[start of RECORDS FOR THIS TASK]

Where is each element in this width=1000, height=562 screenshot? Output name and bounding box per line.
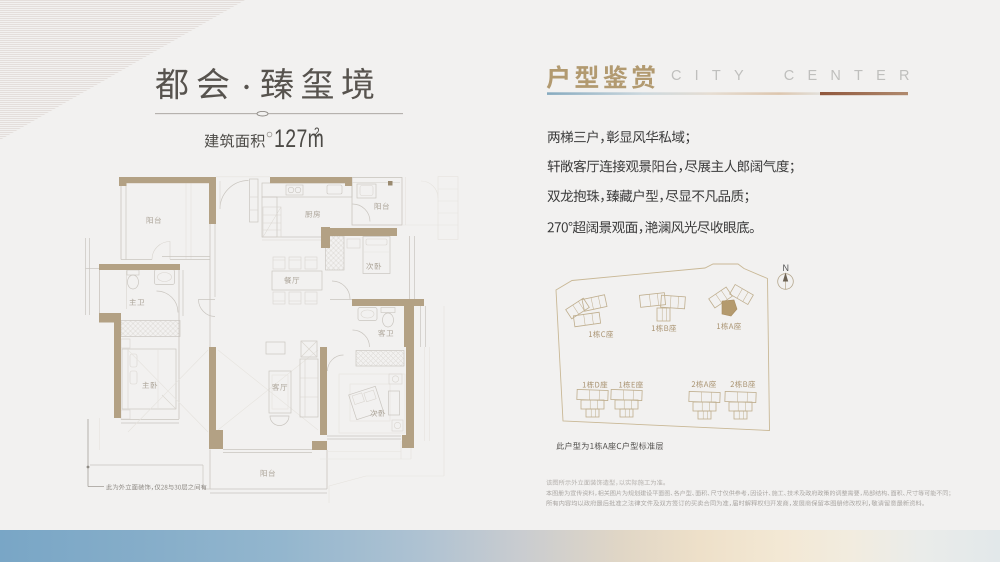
svg-text:N: N xyxy=(783,263,790,273)
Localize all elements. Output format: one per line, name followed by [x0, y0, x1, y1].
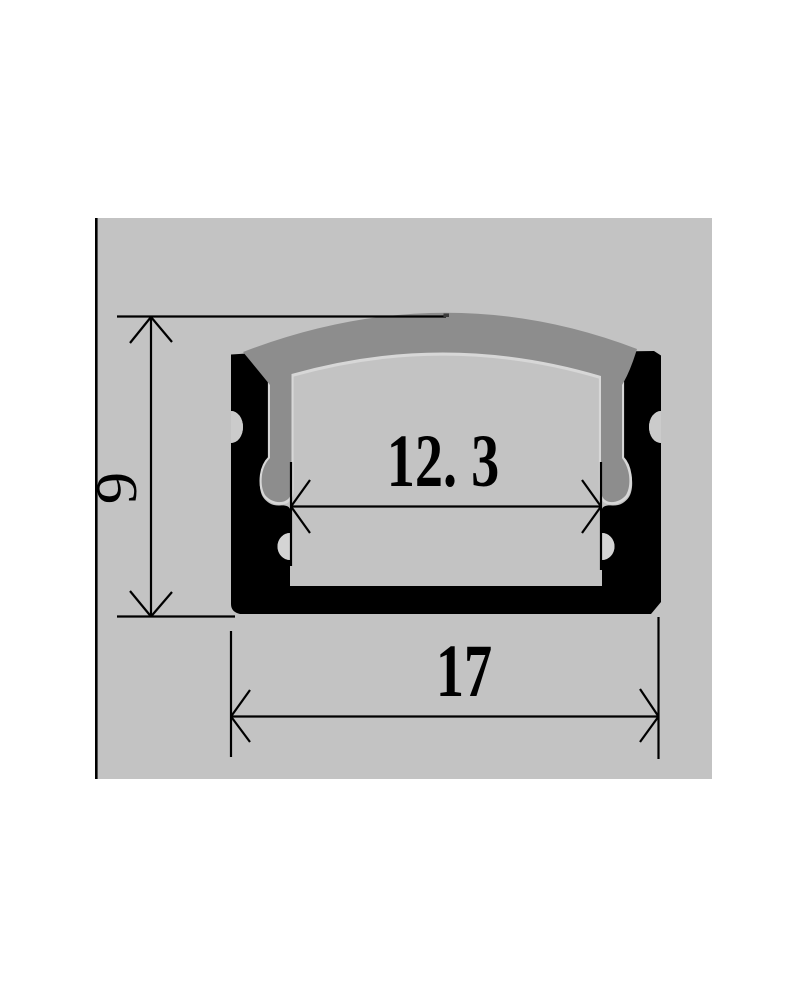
svg-text:9: 9	[85, 472, 149, 504]
svg-text:17: 17	[436, 630, 492, 713]
svg-text:12. 3: 12. 3	[387, 420, 499, 503]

[end of RECORDS FOR THIS TASK]

_DO THIS_
Rewrite the lines above, swapping every "Output" for "Give" and leaving everything else unchanged. Omit the pictures from your answer.

_SOLUTION BELOW_
Where is each element in this width=1000, height=562 screenshot? Give name and bounding box per line.
svg-text:N: N xyxy=(783,263,790,273)
Localize all elements. Give format: one per line, name followed by [x0, y0, x1, y1].
svg-text:9: 9	[85, 472, 149, 504]
svg-text:17: 17	[436, 630, 492, 713]
svg-text:12. 3: 12. 3	[387, 420, 499, 503]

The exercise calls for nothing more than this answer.